### Exercise description
Retype everything in the listing, leaving each line exactly as it is.

↓

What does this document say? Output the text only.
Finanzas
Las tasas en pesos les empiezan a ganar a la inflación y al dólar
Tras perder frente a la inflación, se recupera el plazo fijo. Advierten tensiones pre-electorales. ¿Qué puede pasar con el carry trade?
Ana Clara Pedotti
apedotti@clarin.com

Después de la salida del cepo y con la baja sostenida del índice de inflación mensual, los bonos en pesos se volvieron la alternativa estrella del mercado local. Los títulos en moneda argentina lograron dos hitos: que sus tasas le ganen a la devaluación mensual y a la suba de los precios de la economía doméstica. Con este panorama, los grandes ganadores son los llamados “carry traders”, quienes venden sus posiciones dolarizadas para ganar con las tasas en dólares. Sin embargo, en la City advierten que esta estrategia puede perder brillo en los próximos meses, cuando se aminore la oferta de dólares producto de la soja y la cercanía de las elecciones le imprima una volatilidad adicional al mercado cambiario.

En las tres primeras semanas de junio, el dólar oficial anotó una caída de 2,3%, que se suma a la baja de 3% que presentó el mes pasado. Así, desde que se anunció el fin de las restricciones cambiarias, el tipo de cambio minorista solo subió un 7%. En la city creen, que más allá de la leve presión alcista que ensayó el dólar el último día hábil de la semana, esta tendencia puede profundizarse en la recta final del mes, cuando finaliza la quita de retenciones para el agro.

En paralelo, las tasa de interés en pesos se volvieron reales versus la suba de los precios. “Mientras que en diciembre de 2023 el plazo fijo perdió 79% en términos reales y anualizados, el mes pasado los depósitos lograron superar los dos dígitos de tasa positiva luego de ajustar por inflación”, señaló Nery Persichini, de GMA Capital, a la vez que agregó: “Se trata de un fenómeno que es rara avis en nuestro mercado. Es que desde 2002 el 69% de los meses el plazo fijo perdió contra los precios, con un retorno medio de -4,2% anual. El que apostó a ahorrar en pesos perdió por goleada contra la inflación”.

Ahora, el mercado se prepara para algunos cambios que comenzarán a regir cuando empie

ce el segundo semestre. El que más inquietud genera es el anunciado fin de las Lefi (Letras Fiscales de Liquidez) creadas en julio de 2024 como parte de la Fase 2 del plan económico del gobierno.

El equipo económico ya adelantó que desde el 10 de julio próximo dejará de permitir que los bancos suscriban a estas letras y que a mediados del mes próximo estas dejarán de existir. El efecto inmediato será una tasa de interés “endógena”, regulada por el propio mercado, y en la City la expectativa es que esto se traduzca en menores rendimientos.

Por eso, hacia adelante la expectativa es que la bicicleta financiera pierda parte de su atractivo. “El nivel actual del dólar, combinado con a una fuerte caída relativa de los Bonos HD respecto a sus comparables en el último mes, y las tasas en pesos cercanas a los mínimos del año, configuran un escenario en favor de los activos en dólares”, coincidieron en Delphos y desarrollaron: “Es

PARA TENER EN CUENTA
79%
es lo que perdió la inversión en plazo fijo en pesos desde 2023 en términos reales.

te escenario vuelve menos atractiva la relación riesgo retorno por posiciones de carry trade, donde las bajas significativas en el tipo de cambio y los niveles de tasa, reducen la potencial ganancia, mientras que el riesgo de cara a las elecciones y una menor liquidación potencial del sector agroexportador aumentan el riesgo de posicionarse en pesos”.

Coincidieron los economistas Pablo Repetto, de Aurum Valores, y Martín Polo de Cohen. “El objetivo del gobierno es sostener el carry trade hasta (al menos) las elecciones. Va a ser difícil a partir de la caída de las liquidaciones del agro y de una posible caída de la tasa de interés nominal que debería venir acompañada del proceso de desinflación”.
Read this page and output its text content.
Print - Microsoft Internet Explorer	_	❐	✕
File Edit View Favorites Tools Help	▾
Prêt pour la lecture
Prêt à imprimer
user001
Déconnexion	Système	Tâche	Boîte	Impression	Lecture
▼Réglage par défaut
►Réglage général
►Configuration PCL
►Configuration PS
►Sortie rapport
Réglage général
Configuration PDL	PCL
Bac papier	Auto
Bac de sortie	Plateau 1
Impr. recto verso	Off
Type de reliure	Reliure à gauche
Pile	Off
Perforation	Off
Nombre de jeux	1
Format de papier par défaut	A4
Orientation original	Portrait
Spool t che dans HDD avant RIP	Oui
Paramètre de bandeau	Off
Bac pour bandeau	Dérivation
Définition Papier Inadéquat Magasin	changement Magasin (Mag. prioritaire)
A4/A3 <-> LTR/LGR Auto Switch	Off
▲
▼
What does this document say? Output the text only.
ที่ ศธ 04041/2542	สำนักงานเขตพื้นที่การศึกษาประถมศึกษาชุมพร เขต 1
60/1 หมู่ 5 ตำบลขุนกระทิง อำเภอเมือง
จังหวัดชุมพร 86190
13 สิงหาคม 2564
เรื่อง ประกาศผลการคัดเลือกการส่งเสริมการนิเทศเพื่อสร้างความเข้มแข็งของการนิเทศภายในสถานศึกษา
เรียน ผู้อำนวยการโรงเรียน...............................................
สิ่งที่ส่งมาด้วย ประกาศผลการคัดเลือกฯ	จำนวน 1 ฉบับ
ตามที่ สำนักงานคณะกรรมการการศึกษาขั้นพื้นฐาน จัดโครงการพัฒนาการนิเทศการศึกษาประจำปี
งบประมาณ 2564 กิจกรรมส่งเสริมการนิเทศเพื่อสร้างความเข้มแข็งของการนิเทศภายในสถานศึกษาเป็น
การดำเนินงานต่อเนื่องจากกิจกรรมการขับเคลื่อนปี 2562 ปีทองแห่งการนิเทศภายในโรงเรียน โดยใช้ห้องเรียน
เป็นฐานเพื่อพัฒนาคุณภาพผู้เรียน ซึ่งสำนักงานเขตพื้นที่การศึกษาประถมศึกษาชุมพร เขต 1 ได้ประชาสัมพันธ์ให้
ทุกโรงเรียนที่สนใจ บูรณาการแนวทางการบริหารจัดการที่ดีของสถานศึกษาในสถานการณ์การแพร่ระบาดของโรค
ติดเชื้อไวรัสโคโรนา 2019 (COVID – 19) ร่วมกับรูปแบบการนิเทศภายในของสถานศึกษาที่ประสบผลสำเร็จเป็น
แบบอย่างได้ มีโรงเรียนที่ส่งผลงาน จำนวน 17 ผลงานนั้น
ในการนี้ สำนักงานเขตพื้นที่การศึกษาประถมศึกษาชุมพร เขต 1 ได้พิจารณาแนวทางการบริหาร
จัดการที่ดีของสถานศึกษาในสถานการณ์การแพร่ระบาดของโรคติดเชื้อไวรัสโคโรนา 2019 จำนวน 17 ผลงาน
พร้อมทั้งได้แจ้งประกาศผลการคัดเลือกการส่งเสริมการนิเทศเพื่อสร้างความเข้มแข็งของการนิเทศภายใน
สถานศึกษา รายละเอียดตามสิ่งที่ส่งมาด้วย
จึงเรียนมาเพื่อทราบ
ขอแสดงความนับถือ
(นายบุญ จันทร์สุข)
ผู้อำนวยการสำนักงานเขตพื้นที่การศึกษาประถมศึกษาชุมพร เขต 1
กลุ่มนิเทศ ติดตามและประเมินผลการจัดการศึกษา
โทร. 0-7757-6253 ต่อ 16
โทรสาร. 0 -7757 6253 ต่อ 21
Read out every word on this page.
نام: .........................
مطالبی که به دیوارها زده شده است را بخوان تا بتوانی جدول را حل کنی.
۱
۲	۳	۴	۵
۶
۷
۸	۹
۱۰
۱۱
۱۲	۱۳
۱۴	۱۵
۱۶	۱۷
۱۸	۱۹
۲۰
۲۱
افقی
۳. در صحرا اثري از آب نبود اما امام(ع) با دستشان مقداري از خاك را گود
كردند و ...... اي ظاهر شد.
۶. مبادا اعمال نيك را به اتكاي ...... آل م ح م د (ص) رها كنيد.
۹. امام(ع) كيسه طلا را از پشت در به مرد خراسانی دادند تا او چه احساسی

↑

### Exercise response
What does this document say? Output the text only.
Finanzas
Las tasas en pesos les empiezan a ganar a la inflación y al dólar
Tras perder frente a la inflación, se recupera el plazo fijo. Advierten tensiones pre-electorales. ¿Qué puede pasar con el carry trade?
Ana Clara Pedotti
apedotti@clarin.com

Después de la salida del cepo y con la baja sostenida del índice de inflación mensual, los bonos en pesos se volvieron la alternativa estrella del mercado local. Los títulos en moneda argentina lograron dos hitos: que sus tasas le ganen a la devaluación mensual y a la suba de los precios de la economía doméstica. Con este panorama, los grandes ganadores son los llamados “carry traders”, quienes venden sus posiciones dolarizadas para ganar con las tasas en dólares. Sin embargo, en la City advierten que esta estrategia puede perder brillo en los próximos meses, cuando se aminore la oferta de dólares producto de la soja y la cercanía de las elecciones le imprima una volatilidad adicional al mercado cambiario.

En las tres primeras semanas de junio, el dólar oficial anotó una caída de 2,3%, que se suma a la baja de 3% que presentó el mes pasado. Así, desde que se anunció el fin de las restricciones cambiarias, el tipo de cambio minorista solo subió un 7%. En la city creen, que más allá de la leve presión alcista que ensayó el dólar el último día hábil de la semana, esta tendencia puede profundizarse en la recta final del mes, cuando finaliza la quita de retenciones para el agro.

En paralelo, las tasa de interés en pesos se volvieron reales versus la suba de los precios. “Mientras que en diciembre de 2023 el plazo fijo perdió 79% en términos reales y anualizados, el mes pasado los depósitos lograron superar los dos dígitos de tasa positiva luego de ajustar por inflación”, señaló Nery Persichini, de GMA Capital, a la vez que agregó: “Se trata de un fenómeno que es rara avis en nuestro mercado. Es que desde 2002 el 69% de los meses el plazo fijo perdió contra los precios, con un retorno medio de -4,2% anual. El que apostó a ahorrar en pesos perdió por goleada contra la inflación”.

Ahora, el mercado se prepara para algunos cambios que comenzarán a regir cuando empie

ce el segundo semestre. El que más inquietud genera es el anunciado fin de las Lefi (Letras Fiscales de Liquidez) creadas en julio de 2024 como parte de la Fase 2 del plan económico del gobierno.

El equipo económico ya adelantó que desde el 10 de julio próximo dejará de permitir que los bancos suscriban a estas letras y que a mediados del mes próximo estas dejarán de existir. El efecto inmediato será una tasa de interés “endógena”, regulada por el propio mercado, y en la City la expectativa es que esto se traduzca en menores rendimientos.

Por eso, hacia adelante la expectativa es que la bicicleta financiera pierda parte de su atractivo. “El nivel actual del dólar, combinado con a una fuerte caída relativa de los Bonos HD respecto a sus comparables en el último mes, y las tasas en pesos cercanas a los mínimos del año, configuran un escenario en favor de los activos en dólares”, coincidieron en Delphos y desarrollaron: “Es

PARA TENER EN CUENTA
79%
es lo que perdió la inversión en plazo fijo en pesos desde 2023 en términos reales.

te escenario vuelve menos atractiva la relación riesgo retorno por posiciones de carry trade, donde las bajas significativas en el tipo de cambio y los niveles de tasa, reducen la potencial ganancia, mientras que el riesgo de cara a las elecciones y una menor liquidación potencial del sector agroexportador aumentan el riesgo de posicionarse en pesos”.

Coincidieron los economistas Pablo Repetto, de Aurum Valores, y Martín Polo de Cohen. “El objetivo del gobierno es sostener el carry trade hasta (al menos) las elecciones. Va a ser difícil a partir de la caída de las liquidaciones del agro y de una posible caída de la tasa de interés nominal que debería venir acompañada del proceso de desinflación”.
Read this page and output its text content.
Print - Microsoft Internet Explorer	_	❐	✕
File Edit View Favorites Tools Help	▾
Prêt pour la lecture
Prêt à imprimer
user001
Déconnexion	Système	Tâche	Boîte	Impression	Lecture
▼Réglage par défaut
►Réglage général
►Configuration PCL
►Configuration PS
►Sortie rapport
Réglage général
Configuration PDL	PCL
Bac papier	Auto
Bac de sortie	Plateau 1
Impr. recto verso	Off
Type de reliure	Reliure à gauche
Pile	Off
Perforation	Off
Nombre de jeux	1
Format de papier par défaut	A4
Orientation original	Portrait
Spool t che dans HDD avant RIP	Oui
Paramètre de bandeau	Off
Bac pour bandeau	Dérivation
Définition Papier Inadéquat Magasin	changement Magasin (Mag. prioritaire)
A4/A3 <-> LTR/LGR Auto Switch	Off
▲
▼
What does this document say? Output the text only.
ที่ ศธ 04041/2542	สำนักงานเขตพื้นที่การศึกษาประถมศึกษาชุมพร เขต 1
60/1 หมู่ 5 ตำบลขุนกระทิง อำเภอเมือง
จังหวัดชุมพร 86190
13 สิงหาคม 2564
เรื่อง ประกาศผลการคัดเลือกการส่งเสริมการนิเทศเพื่อสร้างความเข้มแข็งของการนิเทศภายในสถานศึกษา
เรียน ผู้อำนวยการโรงเรียน...............................................
สิ่งที่ส่งมาด้วย ประกาศผลการคัดเลือกฯ	จำนวน 1 ฉบับ
ตามที่ สำนักงานคณะกรรมการการศึกษาขั้นพื้นฐาน จัดโครงการพัฒนาการนิเทศการศึกษาประจำปี
งบประมาณ 2564 กิจกรรมส่งเสริมการนิเทศเพื่อสร้างความเข้มแข็งของการนิเทศภายในสถานศึกษาเป็น
การดำเนินงานต่อเนื่องจากกิจกรรมการขับเคลื่อนปี 2562 ปีทองแห่งการนิเทศภายในโรงเรียน โดยใช้ห้องเรียน
เป็นฐานเพื่อพัฒนาคุณภาพผู้เรียน ซึ่งสำนักงานเขตพื้นที่การศึกษาประถมศึกษาชุมพร เขต 1 ได้ประชาสัมพันธ์ให้
ทุกโรงเรียนที่สนใจ บูรณาการแนวทางการบริหารจัดการที่ดีของสถานศึกษาในสถานการณ์การแพร่ระบาดของโรค
ติดเชื้อไวรัสโคโรนา 2019 (COVID – 19) ร่วมกับรูปแบบการนิเทศภายในของสถานศึกษาที่ประสบผลสำเร็จเป็น
แบบอย่างได้ มีโรงเรียนที่ส่งผลงาน จำนวน 17 ผลงานนั้น
ในการนี้ สำนักงานเขตพื้นที่การศึกษาประถมศึกษาชุมพร เขต 1 ได้พิจารณาแนวทางการบริหาร
จัดการที่ดีของสถานศึกษาในสถานการณ์การแพร่ระบาดของโรคติดเชื้อไวรัสโคโรนา 2019 จำนวน 17 ผลงาน
พร้อมทั้งได้แจ้งประกาศผลการคัดเลือกการส่งเสริมการนิเทศเพื่อสร้างความเข้มแข็งของการนิเทศภายใน
สถานศึกษา รายละเอียดตามสิ่งที่ส่งมาด้วย
จึงเรียนมาเพื่อทราบ
ขอแสดงความนับถือ
(นายบุญ จันทร์สุข)
ผู้อำนวยการสำนักงานเขตพื้นที่การศึกษาประถมศึกษาชุมพร เขต 1
กลุ่มนิเทศ ติดตามและประเมินผลการจัดการศึกษา
โทร. 0-7757-6253 ต่อ 16
โทรสาร. 0 -7757 6253 ต่อ 21
Read out every word on this page.
نام: .........................
مطالبی که به دیوارها زده شده است را بخوان تا بتوانی جدول را حل کنی.
۱
۲	۳	۴	۵
۶
۷
۸	۹
۱۰
۱۱
۱۲	۱۳
۱۴	۱۵
۱۶	۱۷
۱۸	۱۹
۲۰
۲۱
افقی
۳. در صحرا اثري از آب نبود اما امام(ع) با دستشان مقداري از خاك را گود
كردند و ...... اي ظاهر شد.
۶. مبادا اعمال نيك را به اتكاي ...... آل م ح م د (ص) رها كنيد.
۹. امام(ع) كيسه طلا را از پشت در به مرد خراسانی دادند تا او چه احساسی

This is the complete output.